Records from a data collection
* START *

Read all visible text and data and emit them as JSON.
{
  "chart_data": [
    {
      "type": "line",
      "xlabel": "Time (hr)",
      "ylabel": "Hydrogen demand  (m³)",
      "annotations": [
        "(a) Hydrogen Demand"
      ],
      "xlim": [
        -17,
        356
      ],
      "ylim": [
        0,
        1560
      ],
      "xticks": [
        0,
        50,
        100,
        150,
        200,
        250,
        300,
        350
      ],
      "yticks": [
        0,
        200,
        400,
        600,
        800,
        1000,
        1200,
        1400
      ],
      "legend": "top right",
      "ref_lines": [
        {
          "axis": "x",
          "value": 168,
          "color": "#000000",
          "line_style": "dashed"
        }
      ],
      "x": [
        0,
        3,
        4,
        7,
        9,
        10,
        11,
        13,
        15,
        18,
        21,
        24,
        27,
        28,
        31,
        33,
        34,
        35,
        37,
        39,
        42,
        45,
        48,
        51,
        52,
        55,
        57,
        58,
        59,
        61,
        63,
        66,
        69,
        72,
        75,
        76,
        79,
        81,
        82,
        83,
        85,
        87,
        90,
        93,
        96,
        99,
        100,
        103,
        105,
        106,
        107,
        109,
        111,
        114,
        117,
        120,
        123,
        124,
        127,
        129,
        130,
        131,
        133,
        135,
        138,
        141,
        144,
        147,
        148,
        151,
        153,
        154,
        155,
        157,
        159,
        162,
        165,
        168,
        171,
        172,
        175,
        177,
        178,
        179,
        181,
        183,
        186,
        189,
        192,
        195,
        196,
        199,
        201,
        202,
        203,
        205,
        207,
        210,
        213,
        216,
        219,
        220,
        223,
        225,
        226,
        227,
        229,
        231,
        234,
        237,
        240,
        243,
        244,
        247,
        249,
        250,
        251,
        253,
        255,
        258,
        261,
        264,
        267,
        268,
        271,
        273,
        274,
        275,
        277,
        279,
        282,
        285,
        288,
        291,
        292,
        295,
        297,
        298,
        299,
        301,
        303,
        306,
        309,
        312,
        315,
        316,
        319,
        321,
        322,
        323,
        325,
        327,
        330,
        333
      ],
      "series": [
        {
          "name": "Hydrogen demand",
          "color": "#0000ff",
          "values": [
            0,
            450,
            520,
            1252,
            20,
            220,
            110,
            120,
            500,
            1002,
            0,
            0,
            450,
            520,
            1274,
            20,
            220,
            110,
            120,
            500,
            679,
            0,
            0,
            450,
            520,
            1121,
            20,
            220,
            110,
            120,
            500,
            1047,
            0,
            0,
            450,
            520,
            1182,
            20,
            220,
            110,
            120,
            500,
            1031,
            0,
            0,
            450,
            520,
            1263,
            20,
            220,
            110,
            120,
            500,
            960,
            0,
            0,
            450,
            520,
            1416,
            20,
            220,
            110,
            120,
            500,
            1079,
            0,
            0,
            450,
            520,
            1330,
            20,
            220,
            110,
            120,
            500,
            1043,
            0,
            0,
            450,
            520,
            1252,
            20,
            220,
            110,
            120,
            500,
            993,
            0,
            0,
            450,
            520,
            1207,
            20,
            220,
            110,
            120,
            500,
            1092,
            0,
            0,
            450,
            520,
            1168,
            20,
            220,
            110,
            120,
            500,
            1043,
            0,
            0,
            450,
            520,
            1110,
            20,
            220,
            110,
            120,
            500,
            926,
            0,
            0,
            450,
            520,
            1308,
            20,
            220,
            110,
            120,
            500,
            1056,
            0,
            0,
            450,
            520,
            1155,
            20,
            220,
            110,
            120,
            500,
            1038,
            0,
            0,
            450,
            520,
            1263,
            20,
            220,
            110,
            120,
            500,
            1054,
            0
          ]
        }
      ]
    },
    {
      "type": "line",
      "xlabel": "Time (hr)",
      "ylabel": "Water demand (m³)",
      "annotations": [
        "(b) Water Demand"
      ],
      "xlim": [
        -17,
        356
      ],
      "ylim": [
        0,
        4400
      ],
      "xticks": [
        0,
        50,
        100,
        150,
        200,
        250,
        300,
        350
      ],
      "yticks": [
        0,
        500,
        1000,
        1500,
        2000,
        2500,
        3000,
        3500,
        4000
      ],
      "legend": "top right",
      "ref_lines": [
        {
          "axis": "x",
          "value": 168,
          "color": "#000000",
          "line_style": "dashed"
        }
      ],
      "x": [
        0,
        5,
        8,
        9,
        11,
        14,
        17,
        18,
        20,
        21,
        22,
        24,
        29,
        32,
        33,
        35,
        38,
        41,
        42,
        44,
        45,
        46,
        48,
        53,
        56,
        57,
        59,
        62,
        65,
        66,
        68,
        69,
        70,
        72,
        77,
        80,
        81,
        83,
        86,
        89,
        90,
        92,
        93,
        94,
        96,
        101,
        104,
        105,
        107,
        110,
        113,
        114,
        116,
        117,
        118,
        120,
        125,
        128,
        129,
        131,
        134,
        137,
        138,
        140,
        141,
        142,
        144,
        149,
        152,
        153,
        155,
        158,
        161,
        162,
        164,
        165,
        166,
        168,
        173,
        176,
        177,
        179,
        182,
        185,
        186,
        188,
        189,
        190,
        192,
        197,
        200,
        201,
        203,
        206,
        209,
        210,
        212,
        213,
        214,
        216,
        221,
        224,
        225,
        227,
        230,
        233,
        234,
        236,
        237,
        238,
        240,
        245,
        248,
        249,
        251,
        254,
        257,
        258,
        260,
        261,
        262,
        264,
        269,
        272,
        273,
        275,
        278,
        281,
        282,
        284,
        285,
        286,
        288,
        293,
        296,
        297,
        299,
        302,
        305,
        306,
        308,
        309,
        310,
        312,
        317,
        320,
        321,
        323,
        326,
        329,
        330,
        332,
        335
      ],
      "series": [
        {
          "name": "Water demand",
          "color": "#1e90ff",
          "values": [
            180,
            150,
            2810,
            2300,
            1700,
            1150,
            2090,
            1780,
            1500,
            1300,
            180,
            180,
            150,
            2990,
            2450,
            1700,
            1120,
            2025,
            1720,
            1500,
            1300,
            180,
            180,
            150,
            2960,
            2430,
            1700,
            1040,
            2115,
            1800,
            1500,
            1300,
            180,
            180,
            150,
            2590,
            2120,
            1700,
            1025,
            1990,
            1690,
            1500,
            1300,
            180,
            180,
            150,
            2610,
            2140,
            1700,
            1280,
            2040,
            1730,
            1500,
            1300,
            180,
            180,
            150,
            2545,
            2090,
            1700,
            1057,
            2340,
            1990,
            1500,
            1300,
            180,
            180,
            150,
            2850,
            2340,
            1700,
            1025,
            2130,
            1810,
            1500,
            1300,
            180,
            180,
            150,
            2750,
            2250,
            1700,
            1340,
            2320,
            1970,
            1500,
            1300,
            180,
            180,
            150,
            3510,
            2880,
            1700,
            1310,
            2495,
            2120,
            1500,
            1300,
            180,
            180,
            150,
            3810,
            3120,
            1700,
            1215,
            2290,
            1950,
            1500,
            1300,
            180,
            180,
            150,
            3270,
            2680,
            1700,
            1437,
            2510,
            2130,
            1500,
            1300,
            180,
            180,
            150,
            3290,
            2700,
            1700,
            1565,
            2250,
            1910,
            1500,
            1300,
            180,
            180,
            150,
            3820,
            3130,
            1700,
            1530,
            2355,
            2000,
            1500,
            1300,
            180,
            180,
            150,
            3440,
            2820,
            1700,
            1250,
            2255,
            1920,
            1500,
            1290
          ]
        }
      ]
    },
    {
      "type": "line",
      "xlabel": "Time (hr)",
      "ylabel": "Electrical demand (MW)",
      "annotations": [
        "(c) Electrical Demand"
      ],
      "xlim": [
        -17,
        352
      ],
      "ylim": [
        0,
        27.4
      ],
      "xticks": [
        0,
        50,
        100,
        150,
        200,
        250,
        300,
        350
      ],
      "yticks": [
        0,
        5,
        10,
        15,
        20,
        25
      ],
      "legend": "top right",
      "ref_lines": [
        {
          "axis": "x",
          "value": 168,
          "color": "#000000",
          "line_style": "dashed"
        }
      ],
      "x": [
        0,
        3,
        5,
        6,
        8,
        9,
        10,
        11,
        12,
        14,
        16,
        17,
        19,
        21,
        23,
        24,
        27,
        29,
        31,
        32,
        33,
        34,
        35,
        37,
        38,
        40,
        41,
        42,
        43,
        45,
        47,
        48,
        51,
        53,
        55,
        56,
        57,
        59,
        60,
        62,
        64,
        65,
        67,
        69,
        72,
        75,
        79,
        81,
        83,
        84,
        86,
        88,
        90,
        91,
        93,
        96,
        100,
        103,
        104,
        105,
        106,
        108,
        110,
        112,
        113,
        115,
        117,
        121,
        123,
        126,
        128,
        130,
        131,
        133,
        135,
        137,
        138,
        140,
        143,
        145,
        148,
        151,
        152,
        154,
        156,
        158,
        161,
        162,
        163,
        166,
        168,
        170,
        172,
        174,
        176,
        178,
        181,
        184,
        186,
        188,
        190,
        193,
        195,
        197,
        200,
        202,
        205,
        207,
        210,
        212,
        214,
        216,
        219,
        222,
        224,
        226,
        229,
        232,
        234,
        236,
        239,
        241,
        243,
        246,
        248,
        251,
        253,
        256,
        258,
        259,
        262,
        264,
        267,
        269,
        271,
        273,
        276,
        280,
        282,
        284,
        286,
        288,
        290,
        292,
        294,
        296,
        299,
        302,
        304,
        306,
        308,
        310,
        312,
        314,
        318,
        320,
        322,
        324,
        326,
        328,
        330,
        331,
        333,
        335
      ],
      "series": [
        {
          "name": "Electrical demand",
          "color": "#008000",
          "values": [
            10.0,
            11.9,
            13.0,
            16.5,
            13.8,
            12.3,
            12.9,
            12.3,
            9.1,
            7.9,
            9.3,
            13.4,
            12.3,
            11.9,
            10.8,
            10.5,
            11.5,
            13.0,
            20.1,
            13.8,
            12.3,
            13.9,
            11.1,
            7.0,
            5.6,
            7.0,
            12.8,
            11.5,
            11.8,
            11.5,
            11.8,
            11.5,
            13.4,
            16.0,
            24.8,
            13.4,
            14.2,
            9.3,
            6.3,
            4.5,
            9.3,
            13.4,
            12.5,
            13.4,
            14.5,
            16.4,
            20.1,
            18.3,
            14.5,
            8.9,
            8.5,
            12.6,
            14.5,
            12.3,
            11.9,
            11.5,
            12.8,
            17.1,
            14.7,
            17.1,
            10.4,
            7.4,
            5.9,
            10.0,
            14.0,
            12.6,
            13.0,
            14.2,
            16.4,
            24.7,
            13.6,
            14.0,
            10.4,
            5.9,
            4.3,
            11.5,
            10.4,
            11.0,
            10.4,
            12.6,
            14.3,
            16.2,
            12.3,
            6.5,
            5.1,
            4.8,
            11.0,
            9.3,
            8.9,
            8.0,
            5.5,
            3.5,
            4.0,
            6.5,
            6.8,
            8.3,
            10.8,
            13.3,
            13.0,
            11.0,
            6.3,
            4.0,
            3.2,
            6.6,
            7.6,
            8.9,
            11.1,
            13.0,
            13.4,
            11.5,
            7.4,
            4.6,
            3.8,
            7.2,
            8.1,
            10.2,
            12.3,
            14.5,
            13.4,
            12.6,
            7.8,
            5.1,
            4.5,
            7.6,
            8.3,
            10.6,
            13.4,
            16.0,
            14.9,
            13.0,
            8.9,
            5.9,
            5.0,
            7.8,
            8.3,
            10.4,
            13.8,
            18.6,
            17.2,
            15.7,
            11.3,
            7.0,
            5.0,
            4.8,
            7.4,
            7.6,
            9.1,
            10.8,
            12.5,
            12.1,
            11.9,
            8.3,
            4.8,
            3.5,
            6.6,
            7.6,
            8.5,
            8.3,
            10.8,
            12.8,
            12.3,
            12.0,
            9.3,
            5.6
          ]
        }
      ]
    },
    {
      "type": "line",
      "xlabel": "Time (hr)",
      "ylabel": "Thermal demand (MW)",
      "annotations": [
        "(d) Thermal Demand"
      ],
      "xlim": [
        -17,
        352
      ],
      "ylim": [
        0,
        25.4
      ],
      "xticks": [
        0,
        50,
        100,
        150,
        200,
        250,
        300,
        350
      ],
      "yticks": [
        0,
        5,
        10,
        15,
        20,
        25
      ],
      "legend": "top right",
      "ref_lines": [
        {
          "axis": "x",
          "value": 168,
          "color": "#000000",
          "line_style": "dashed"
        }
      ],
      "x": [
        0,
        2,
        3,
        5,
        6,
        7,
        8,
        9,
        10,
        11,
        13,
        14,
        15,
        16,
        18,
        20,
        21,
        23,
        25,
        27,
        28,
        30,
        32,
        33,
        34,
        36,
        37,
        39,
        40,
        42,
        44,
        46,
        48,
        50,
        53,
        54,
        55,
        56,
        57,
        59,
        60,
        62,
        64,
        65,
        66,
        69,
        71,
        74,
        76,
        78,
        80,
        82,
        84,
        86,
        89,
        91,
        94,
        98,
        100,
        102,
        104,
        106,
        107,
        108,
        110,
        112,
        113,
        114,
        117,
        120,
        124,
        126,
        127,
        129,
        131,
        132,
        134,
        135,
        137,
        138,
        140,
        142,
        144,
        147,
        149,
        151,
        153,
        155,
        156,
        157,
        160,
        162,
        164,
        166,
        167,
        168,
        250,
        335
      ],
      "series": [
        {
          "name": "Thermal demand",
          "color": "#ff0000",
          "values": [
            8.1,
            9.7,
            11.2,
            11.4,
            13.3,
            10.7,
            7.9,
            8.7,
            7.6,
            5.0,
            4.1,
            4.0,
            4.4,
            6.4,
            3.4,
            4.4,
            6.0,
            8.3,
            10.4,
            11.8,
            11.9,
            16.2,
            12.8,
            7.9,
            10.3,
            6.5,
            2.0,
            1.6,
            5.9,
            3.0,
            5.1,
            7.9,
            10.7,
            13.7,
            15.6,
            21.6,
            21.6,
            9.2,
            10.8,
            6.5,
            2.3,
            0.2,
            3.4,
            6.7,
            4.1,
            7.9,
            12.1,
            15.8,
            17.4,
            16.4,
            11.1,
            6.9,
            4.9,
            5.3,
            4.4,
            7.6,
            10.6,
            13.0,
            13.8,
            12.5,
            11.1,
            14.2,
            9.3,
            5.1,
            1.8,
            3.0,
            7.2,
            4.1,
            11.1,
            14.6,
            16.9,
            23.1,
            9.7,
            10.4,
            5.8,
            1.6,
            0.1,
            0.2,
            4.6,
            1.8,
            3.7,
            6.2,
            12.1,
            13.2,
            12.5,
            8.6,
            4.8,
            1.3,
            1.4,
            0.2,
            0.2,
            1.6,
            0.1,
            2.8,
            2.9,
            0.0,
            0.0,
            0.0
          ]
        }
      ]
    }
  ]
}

* END *
* START *

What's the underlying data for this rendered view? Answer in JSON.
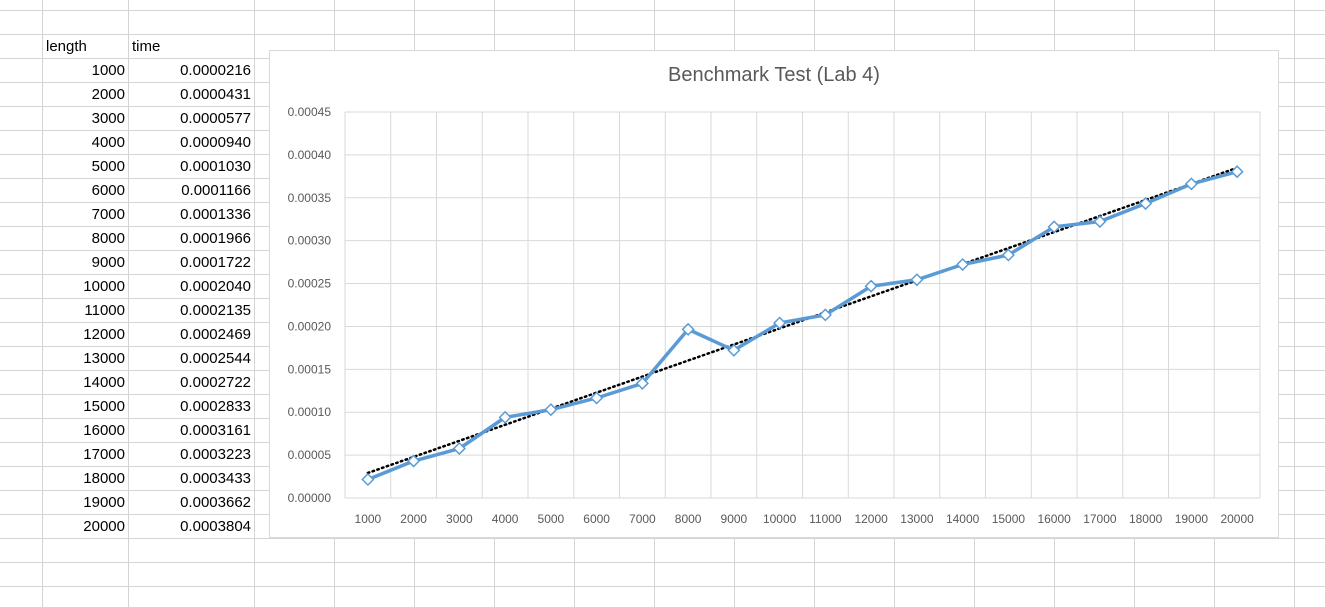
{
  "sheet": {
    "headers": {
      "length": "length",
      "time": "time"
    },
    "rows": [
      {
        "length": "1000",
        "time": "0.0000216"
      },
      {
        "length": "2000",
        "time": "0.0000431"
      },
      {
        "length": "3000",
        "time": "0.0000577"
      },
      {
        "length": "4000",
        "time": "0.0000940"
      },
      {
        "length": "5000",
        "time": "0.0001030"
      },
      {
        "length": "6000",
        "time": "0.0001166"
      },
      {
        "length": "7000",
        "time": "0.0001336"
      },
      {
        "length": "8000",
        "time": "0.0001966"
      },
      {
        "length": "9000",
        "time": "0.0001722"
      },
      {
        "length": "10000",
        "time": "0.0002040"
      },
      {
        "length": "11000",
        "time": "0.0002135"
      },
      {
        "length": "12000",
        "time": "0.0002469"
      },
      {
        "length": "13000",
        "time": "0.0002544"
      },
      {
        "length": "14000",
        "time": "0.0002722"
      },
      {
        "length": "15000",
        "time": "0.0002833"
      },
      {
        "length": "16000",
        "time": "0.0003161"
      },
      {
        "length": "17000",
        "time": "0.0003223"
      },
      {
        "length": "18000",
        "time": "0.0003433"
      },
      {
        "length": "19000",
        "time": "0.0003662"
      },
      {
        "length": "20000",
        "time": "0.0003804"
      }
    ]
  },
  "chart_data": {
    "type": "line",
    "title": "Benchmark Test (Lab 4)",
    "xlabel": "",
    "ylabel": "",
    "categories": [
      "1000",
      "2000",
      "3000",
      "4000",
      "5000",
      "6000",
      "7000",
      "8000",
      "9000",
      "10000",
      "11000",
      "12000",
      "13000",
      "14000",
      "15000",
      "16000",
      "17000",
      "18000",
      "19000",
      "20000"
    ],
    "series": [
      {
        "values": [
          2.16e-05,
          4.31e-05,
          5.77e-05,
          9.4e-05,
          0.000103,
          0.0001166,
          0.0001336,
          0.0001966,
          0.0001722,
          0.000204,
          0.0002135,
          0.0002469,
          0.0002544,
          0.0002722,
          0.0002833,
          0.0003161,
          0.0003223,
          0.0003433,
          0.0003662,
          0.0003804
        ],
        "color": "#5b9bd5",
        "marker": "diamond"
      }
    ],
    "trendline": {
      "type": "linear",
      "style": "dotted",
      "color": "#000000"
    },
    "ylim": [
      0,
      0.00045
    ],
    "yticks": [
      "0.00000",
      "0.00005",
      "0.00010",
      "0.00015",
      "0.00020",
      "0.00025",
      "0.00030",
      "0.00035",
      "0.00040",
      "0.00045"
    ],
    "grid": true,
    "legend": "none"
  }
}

* END *

Isolate the lines above that contain the word "JSON" and copy them.

Read all visible text and data and emit them as JSON.
What's the underlying data for this rendered view? Answer in JSON.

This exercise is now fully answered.